PROBLEM REQUIREMENTS
Produce an exact copy of all the data below, dropping every image.

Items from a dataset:

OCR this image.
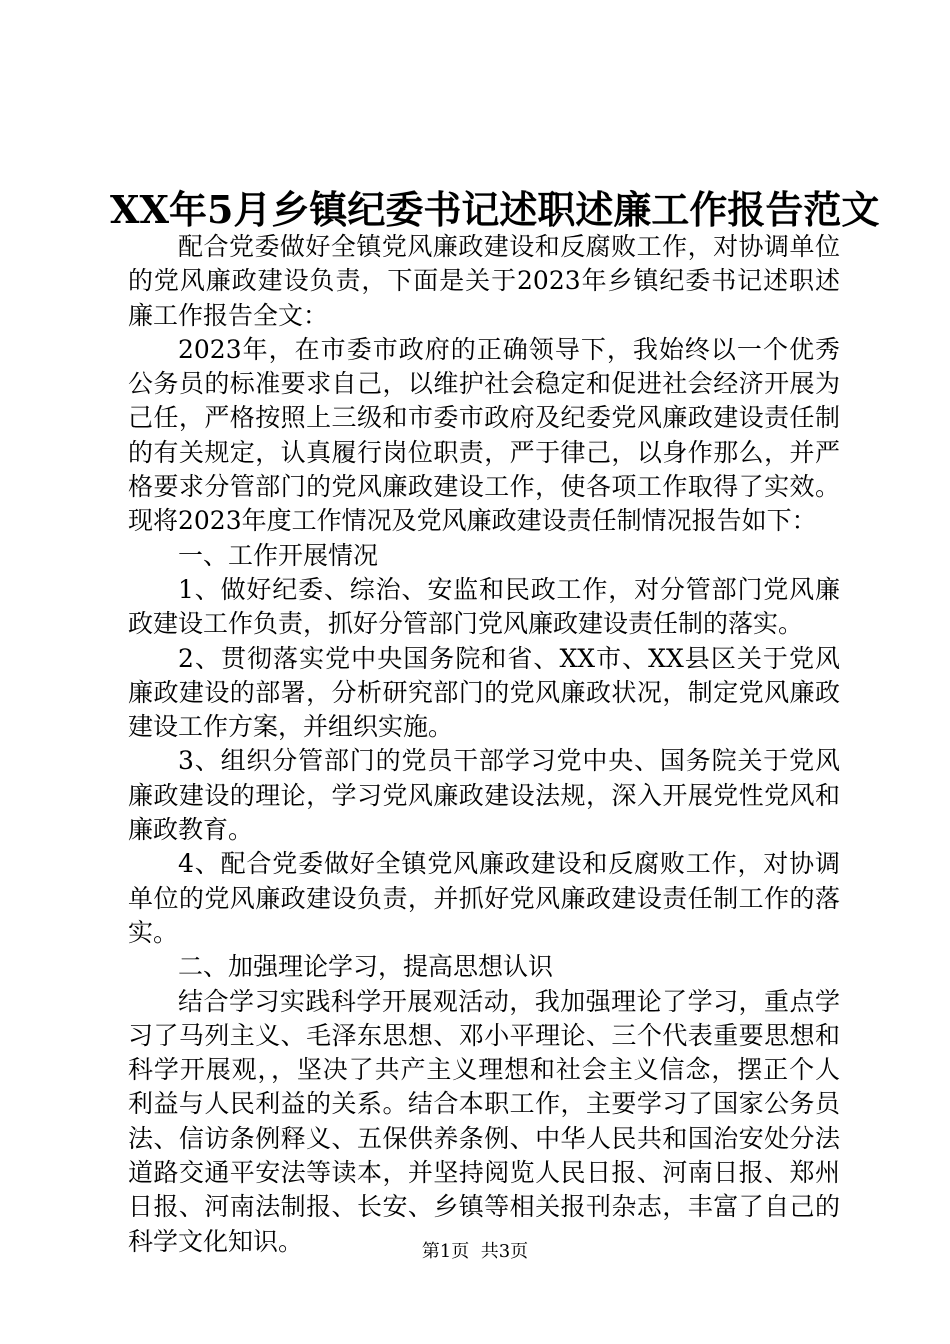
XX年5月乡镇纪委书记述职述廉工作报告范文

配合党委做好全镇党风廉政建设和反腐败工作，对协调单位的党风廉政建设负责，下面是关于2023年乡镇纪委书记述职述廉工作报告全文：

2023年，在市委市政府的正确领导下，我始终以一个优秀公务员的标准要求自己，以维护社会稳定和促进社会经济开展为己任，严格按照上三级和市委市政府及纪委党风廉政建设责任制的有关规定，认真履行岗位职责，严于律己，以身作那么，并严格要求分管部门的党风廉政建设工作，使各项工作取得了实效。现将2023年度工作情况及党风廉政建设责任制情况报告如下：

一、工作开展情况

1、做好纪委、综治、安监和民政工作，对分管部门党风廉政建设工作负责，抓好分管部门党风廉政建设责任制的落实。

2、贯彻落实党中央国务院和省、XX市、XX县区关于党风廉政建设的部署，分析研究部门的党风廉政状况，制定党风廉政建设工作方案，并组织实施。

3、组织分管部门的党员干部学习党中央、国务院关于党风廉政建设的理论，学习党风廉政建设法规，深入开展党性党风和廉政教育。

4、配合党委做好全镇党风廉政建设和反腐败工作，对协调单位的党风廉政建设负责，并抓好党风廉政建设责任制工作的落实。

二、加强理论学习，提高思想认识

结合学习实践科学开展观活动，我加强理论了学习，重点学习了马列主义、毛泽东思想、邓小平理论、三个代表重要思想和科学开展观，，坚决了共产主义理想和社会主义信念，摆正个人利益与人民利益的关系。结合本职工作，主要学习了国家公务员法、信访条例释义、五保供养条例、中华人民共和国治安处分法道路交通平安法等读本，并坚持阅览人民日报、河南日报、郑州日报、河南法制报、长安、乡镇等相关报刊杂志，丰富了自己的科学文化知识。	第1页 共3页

THE SOLUTION
OCR this image.
XX年5月乡镇纪委书记述职述廉工作报告范文

配合党委做好全镇党风廉政建设和反腐败工作，对协调单位的党风廉政建设负责，下面是关于2023年乡镇纪委书记述职述廉工作报告全文：

2023年，在市委市政府的正确领导下，我始终以一个优秀公务员的标准要求自己，以维护社会稳定和促进社会经济开展为己任，严格按照上三级和市委市政府及纪委党风廉政建设责任制的有关规定，认真履行岗位职责，严于律己，以身作那么，并严格要求分管部门的党风廉政建设工作，使各项工作取得了实效。现将2023年度工作情况及党风廉政建设责任制情况报告如下：

一、工作开展情况

1、做好纪委、综治、安监和民政工作，对分管部门党风廉政建设工作负责，抓好分管部门党风廉政建设责任制的落实。

2、贯彻落实党中央国务院和省、XX市、XX县区关于党风廉政建设的部署，分析研究部门的党风廉政状况，制定党风廉政建设工作方案，并组织实施。

3、组织分管部门的党员干部学习党中央、国务院关于党风廉政建设的理论，学习党风廉政建设法规，深入开展党性党风和廉政教育。

4、配合党委做好全镇党风廉政建设和反腐败工作，对协调单位的党风廉政建设负责，并抓好党风廉政建设责任制工作的落实。

二、加强理论学习，提高思想认识

结合学习实践科学开展观活动，我加强理论了学习，重点学习了马列主义、毛泽东思想、邓小平理论、三个代表重要思想和科学开展观，，坚决了共产主义理想和社会主义信念，摆正个人利益与人民利益的关系。结合本职工作，主要学习了国家公务员法、信访条例释义、五保供养条例、中华人民共和国治安处分法道路交通平安法等读本，并坚持阅览人民日报、河南日报、郑州日报、河南法制报、长安、乡镇等相关报刊杂志，丰富了自己的科学文化知识。	第1页 共3页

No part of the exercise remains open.